* Exercise objective
Give the count of lines holding the string "Amplitude" and nothing else.

* Dataset records
# # # # # # #
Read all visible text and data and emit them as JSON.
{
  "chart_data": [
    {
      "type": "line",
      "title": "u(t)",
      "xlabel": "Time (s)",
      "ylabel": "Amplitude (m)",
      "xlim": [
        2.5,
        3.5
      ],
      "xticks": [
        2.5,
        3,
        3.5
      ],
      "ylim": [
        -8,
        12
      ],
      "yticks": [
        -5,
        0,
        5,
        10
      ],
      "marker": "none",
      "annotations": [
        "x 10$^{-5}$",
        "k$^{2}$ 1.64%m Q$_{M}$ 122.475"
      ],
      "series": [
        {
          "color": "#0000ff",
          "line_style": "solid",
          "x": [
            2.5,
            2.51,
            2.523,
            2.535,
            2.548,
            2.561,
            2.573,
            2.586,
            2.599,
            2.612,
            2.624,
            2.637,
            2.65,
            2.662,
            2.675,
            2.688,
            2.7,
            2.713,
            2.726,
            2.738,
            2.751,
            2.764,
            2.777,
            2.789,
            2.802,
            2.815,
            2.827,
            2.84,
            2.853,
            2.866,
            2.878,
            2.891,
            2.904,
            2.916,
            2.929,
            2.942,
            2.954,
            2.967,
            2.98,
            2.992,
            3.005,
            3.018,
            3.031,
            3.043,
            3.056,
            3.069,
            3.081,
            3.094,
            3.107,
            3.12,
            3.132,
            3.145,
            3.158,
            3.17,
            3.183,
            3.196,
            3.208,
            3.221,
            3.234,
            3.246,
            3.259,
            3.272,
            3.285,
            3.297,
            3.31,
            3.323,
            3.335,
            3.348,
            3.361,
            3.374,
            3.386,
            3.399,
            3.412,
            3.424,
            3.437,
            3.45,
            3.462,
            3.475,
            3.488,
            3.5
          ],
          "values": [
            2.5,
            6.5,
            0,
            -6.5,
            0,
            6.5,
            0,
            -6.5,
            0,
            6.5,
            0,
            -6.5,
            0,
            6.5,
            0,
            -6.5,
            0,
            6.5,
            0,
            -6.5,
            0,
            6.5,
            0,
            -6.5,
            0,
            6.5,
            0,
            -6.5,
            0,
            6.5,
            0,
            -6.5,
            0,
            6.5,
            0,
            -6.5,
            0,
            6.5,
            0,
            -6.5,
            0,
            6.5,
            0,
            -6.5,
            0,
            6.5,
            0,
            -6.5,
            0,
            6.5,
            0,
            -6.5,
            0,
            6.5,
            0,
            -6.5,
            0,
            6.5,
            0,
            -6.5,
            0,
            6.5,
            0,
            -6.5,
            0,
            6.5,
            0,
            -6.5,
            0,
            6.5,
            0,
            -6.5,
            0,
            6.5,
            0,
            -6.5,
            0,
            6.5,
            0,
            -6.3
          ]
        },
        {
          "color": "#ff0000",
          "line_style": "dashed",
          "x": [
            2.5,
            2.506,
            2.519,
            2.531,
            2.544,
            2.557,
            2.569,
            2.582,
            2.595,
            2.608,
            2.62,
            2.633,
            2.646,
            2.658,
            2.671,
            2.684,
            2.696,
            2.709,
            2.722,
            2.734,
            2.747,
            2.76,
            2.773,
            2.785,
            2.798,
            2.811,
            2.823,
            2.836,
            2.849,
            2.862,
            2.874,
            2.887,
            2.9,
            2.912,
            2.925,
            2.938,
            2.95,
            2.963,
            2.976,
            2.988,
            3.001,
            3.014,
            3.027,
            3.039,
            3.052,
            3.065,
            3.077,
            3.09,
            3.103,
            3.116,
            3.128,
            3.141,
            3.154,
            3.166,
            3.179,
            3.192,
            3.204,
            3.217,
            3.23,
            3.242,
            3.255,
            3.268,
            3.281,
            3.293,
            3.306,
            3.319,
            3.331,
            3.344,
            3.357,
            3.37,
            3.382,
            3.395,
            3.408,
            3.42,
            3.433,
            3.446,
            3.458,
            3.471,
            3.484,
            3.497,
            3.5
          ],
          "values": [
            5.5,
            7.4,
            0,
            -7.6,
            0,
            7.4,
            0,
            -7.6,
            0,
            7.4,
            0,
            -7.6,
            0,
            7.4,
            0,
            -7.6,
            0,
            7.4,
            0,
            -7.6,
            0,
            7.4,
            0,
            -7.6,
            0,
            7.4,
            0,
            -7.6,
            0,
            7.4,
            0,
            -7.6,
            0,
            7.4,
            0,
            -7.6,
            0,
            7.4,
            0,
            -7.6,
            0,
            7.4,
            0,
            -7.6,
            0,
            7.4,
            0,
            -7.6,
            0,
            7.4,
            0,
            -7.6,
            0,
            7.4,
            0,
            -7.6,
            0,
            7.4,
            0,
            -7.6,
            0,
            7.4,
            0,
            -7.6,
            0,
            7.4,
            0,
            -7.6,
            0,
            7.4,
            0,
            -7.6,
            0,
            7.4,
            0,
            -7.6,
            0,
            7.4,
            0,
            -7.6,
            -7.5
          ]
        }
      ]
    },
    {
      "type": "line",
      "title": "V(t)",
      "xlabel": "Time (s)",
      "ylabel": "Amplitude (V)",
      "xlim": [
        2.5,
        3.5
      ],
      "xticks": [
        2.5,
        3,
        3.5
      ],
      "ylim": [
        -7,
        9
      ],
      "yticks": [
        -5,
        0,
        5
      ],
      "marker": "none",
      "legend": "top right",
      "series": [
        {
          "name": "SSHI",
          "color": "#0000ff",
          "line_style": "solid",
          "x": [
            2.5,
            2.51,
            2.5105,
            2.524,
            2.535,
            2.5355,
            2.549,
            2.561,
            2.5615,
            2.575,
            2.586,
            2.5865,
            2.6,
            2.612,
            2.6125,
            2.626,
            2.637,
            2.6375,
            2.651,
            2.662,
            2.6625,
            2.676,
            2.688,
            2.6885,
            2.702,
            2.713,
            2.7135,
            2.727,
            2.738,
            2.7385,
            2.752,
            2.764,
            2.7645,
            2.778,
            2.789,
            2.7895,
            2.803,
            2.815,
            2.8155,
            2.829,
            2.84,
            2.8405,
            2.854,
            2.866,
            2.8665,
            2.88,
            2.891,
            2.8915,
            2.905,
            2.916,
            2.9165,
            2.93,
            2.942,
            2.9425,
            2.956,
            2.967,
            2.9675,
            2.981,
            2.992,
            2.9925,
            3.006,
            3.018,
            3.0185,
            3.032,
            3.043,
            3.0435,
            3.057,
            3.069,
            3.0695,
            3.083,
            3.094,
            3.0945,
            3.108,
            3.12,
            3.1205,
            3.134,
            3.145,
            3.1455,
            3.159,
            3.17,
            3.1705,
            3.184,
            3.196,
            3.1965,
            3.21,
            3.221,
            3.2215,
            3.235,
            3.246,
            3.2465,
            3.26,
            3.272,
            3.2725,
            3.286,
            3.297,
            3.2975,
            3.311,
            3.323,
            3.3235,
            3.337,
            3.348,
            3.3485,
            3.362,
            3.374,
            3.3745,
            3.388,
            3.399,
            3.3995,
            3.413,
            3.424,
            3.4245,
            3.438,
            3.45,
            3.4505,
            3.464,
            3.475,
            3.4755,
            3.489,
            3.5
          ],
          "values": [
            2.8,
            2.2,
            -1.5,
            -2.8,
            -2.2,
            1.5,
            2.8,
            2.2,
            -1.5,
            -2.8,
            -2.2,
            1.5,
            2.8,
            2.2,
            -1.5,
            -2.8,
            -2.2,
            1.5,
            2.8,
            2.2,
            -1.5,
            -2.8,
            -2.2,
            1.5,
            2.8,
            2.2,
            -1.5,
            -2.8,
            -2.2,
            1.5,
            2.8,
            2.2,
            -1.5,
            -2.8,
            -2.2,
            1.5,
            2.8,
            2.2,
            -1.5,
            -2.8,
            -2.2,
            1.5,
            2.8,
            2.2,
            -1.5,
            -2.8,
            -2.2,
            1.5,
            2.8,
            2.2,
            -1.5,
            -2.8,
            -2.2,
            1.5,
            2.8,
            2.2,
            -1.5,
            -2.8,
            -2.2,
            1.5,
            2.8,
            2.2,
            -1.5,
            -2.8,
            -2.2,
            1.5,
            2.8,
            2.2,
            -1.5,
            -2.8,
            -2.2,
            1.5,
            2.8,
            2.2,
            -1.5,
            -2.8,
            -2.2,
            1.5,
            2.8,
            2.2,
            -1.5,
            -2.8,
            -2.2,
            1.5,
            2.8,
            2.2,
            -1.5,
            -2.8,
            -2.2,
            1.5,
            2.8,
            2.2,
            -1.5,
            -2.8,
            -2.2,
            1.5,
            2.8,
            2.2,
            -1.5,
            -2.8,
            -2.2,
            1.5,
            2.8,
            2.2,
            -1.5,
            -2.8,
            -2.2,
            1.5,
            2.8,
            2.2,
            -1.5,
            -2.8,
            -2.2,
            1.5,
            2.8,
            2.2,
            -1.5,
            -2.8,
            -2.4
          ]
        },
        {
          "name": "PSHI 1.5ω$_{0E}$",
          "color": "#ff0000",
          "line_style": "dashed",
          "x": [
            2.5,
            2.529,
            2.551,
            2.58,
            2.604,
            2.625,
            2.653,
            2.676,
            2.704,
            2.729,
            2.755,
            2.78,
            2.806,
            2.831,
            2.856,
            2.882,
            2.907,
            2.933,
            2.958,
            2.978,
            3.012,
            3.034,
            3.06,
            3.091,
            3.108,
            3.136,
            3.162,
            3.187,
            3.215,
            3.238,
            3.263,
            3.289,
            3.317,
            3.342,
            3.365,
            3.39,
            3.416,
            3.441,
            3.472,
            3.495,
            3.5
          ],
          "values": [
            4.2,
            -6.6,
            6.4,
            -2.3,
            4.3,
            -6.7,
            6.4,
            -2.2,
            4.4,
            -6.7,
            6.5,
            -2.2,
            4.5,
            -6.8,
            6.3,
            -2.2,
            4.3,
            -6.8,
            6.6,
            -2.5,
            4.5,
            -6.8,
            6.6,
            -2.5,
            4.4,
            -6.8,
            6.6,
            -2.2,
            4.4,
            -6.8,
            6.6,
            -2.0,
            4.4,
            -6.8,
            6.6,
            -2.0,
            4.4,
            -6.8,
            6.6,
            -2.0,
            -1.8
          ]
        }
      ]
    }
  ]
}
# # # # # # #
* The completed task
2